What to produce
Retype the material that follows, keeping every word as it is.

# Stored data start

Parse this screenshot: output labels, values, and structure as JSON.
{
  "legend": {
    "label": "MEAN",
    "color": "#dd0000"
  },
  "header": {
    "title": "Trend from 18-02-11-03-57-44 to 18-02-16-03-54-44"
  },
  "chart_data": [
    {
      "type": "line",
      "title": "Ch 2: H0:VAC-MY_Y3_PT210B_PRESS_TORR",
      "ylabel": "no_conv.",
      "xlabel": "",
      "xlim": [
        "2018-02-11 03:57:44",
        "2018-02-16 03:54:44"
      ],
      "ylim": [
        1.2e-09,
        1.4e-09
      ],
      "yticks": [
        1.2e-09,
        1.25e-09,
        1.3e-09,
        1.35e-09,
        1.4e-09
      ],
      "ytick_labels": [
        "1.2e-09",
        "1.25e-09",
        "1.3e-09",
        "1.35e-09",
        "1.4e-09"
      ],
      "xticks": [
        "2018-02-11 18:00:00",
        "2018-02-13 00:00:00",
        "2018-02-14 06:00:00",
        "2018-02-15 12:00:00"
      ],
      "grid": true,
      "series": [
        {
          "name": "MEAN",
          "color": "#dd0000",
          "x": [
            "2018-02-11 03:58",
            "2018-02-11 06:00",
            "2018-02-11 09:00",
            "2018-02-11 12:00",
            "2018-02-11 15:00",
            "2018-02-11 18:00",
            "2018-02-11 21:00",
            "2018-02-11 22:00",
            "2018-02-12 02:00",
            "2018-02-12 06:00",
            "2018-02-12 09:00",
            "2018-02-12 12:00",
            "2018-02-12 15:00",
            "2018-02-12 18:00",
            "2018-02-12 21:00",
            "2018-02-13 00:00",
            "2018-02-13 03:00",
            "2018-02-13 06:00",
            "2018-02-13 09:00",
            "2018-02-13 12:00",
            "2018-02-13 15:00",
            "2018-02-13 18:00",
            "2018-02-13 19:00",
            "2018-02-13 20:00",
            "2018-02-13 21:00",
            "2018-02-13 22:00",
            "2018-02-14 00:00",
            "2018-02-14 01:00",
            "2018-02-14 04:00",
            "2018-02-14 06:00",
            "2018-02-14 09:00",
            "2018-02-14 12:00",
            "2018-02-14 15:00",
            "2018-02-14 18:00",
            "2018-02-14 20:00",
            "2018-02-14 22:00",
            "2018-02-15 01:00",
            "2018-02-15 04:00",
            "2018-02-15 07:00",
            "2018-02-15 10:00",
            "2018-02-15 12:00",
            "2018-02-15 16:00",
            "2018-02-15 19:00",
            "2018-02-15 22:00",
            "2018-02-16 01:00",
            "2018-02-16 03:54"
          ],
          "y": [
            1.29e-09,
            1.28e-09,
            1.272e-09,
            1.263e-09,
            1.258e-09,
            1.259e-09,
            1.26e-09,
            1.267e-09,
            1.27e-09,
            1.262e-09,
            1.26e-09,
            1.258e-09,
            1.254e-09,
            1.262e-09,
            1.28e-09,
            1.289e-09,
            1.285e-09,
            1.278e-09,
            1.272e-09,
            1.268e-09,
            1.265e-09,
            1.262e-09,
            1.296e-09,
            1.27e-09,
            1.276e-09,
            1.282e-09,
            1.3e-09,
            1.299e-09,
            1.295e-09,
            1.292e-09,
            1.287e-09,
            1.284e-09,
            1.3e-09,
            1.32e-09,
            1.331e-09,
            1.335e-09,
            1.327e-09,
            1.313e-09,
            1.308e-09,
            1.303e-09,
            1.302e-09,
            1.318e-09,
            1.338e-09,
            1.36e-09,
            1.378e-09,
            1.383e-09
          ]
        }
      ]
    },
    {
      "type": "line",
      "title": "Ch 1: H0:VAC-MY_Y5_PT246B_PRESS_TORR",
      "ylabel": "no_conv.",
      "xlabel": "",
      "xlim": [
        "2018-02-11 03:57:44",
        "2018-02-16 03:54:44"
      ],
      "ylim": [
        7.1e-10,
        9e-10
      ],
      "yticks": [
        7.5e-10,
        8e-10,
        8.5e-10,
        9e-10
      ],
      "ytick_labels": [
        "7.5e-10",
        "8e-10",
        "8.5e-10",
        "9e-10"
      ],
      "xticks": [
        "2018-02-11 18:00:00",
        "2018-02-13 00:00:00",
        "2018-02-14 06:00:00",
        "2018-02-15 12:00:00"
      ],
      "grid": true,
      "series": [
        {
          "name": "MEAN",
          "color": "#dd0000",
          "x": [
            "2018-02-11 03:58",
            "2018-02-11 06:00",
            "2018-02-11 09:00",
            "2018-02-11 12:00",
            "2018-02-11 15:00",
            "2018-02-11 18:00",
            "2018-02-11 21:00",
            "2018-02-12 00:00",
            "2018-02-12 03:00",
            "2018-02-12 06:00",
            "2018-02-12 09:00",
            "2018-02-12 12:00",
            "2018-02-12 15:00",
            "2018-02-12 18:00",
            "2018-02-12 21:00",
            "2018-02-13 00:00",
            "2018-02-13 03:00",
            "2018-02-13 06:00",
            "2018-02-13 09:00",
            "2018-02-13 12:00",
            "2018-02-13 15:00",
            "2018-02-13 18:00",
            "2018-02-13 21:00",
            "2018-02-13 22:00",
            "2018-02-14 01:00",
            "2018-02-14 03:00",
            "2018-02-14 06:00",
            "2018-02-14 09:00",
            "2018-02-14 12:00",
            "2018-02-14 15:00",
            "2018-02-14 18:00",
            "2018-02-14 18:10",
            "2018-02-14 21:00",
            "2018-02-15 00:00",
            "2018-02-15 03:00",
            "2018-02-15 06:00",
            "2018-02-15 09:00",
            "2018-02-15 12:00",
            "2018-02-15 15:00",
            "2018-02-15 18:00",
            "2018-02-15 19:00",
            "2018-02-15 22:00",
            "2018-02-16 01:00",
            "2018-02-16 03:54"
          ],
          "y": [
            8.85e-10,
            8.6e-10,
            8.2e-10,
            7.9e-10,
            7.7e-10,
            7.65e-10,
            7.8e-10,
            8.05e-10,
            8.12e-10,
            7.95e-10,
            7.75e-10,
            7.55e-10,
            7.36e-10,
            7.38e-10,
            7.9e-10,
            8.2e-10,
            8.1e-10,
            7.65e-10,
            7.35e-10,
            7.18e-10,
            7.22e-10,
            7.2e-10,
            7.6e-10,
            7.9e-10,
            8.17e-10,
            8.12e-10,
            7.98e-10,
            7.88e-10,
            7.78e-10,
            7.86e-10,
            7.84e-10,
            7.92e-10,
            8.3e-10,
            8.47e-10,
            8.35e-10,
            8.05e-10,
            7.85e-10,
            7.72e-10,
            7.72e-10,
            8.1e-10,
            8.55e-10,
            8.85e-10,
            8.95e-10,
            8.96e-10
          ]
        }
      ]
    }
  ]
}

# Stored data end

Final answer
Parse this screenshot: output labels, values, and structure as JSON.
{
  "legend": {
    "label": "MEAN",
    "color": "#dd0000"
  },
  "header": {
    "title": "Trend from 18-02-11-03-57-44 to 18-02-16-03-54-44"
  },
  "chart_data": [
    {
      "type": "line",
      "title": "Ch 2: H0:VAC-MY_Y3_PT210B_PRESS_TORR",
      "ylabel": "no_conv.",
      "xlabel": "",
      "xlim": [
        "2018-02-11 03:57:44",
        "2018-02-16 03:54:44"
      ],
      "ylim": [
        1.2e-09,
        1.4e-09
      ],
      "yticks": [
        1.2e-09,
        1.25e-09,
        1.3e-09,
        1.35e-09,
        1.4e-09
      ],
      "ytick_labels": [
        "1.2e-09",
        "1.25e-09",
        "1.3e-09",
        "1.35e-09",
        "1.4e-09"
      ],
      "xticks": [
        "2018-02-11 18:00:00",
        "2018-02-13 00:00:00",
        "2018-02-14 06:00:00",
        "2018-02-15 12:00:00"
      ],
      "grid": true,
      "series": [
        {
          "name": "MEAN",
          "color": "#dd0000",
          "x": [
            "2018-02-11 03:58",
            "2018-02-11 06:00",
            "2018-02-11 09:00",
            "2018-02-11 12:00",
            "2018-02-11 15:00",
            "2018-02-11 18:00",
            "2018-02-11 21:00",
            "2018-02-11 22:00",
            "2018-02-12 02:00",
            "2018-02-12 06:00",
            "2018-02-12 09:00",
            "2018-02-12 12:00",
            "2018-02-12 15:00",
            "2018-02-12 18:00",
            "2018-02-12 21:00",
            "2018-02-13 00:00",
            "2018-02-13 03:00",
            "2018-02-13 06:00",
            "2018-02-13 09:00",
            "2018-02-13 12:00",
            "2018-02-13 15:00",
            "2018-02-13 18:00",
            "2018-02-13 19:00",
            "2018-02-13 20:00",
            "2018-02-13 21:00",
            "2018-02-13 22:00",
            "2018-02-14 00:00",
            "2018-02-14 01:00",
            "2018-02-14 04:00",
            "2018-02-14 06:00",
            "2018-02-14 09:00",
            "2018-02-14 12:00",
            "2018-02-14 15:00",
            "2018-02-14 18:00",
            "2018-02-14 20:00",
            "2018-02-14 22:00",
            "2018-02-15 01:00",
            "2018-02-15 04:00",
            "2018-02-15 07:00",
            "2018-02-15 10:00",
            "2018-02-15 12:00",
            "2018-02-15 16:00",
            "2018-02-15 19:00",
            "2018-02-15 22:00",
            "2018-02-16 01:00",
            "2018-02-16 03:54"
          ],
          "y": [
            1.29e-09,
            1.28e-09,
            1.272e-09,
            1.263e-09,
            1.258e-09,
            1.259e-09,
            1.26e-09,
            1.267e-09,
            1.27e-09,
            1.262e-09,
            1.26e-09,
            1.258e-09,
            1.254e-09,
            1.262e-09,
            1.28e-09,
            1.289e-09,
            1.285e-09,
            1.278e-09,
            1.272e-09,
            1.268e-09,
            1.265e-09,
            1.262e-09,
            1.296e-09,
            1.27e-09,
            1.276e-09,
            1.282e-09,
            1.3e-09,
            1.299e-09,
            1.295e-09,
            1.292e-09,
            1.287e-09,
            1.284e-09,
            1.3e-09,
            1.32e-09,
            1.331e-09,
            1.335e-09,
            1.327e-09,
            1.313e-09,
            1.308e-09,
            1.303e-09,
            1.302e-09,
            1.318e-09,
            1.338e-09,
            1.36e-09,
            1.378e-09,
            1.383e-09
          ]
        }
      ]
    },
    {
      "type": "line",
      "title": "Ch 1: H0:VAC-MY_Y5_PT246B_PRESS_TORR",
      "ylabel": "no_conv.",
      "xlabel": "",
      "xlim": [
        "2018-02-11 03:57:44",
        "2018-02-16 03:54:44"
      ],
      "ylim": [
        7.1e-10,
        9e-10
      ],
      "yticks": [
        7.5e-10,
        8e-10,
        8.5e-10,
        9e-10
      ],
      "ytick_labels": [
        "7.5e-10",
        "8e-10",
        "8.5e-10",
        "9e-10"
      ],
      "xticks": [
        "2018-02-11 18:00:00",
        "2018-02-13 00:00:00",
        "2018-02-14 06:00:00",
        "2018-02-15 12:00:00"
      ],
      "grid": true,
      "series": [
        {
          "name": "MEAN",
          "color": "#dd0000",
          "x": [
            "2018-02-11 03:58",
            "2018-02-11 06:00",
            "2018-02-11 09:00",
            "2018-02-11 12:00",
            "2018-02-11 15:00",
            "2018-02-11 18:00",
            "2018-02-11 21:00",
            "2018-02-12 00:00",
            "2018-02-12 03:00",
            "2018-02-12 06:00",
            "2018-02-12 09:00",
            "2018-02-12 12:00",
            "2018-02-12 15:00",
            "2018-02-12 18:00",
            "2018-02-12 21:00",
            "2018-02-13 00:00",
            "2018-02-13 03:00",
            "2018-02-13 06:00",
            "2018-02-13 09:00",
            "2018-02-13 12:00",
            "2018-02-13 15:00",
            "2018-02-13 18:00",
            "2018-02-13 21:00",
            "2018-02-13 22:00",
            "2018-02-14 01:00",
            "2018-02-14 03:00",
            "2018-02-14 06:00",
            "2018-02-14 09:00",
            "2018-02-14 12:00",
            "2018-02-14 15:00",
            "2018-02-14 18:00",
            "2018-02-14 18:10",
            "2018-02-14 21:00",
            "2018-02-15 00:00",
            "2018-02-15 03:00",
            "2018-02-15 06:00",
            "2018-02-15 09:00",
            "2018-02-15 12:00",
            "2018-02-15 15:00",
            "2018-02-15 18:00",
            "2018-02-15 19:00",
            "2018-02-15 22:00",
            "2018-02-16 01:00",
            "2018-02-16 03:54"
          ],
          "y": [
            8.85e-10,
            8.6e-10,
            8.2e-10,
            7.9e-10,
            7.7e-10,
            7.65e-10,
            7.8e-10,
            8.05e-10,
            8.12e-10,
            7.95e-10,
            7.75e-10,
            7.55e-10,
            7.36e-10,
            7.38e-10,
            7.9e-10,
            8.2e-10,
            8.1e-10,
            7.65e-10,
            7.35e-10,
            7.18e-10,
            7.22e-10,
            7.2e-10,
            7.6e-10,
            7.9e-10,
            8.17e-10,
            8.12e-10,
            7.98e-10,
            7.88e-10,
            7.78e-10,
            7.86e-10,
            7.84e-10,
            7.92e-10,
            8.3e-10,
            8.47e-10,
            8.35e-10,
            8.05e-10,
            7.85e-10,
            7.72e-10,
            7.72e-10,
            8.1e-10,
            8.55e-10,
            8.85e-10,
            8.95e-10,
            8.96e-10
          ]
        }
      ]
    }
  ]
}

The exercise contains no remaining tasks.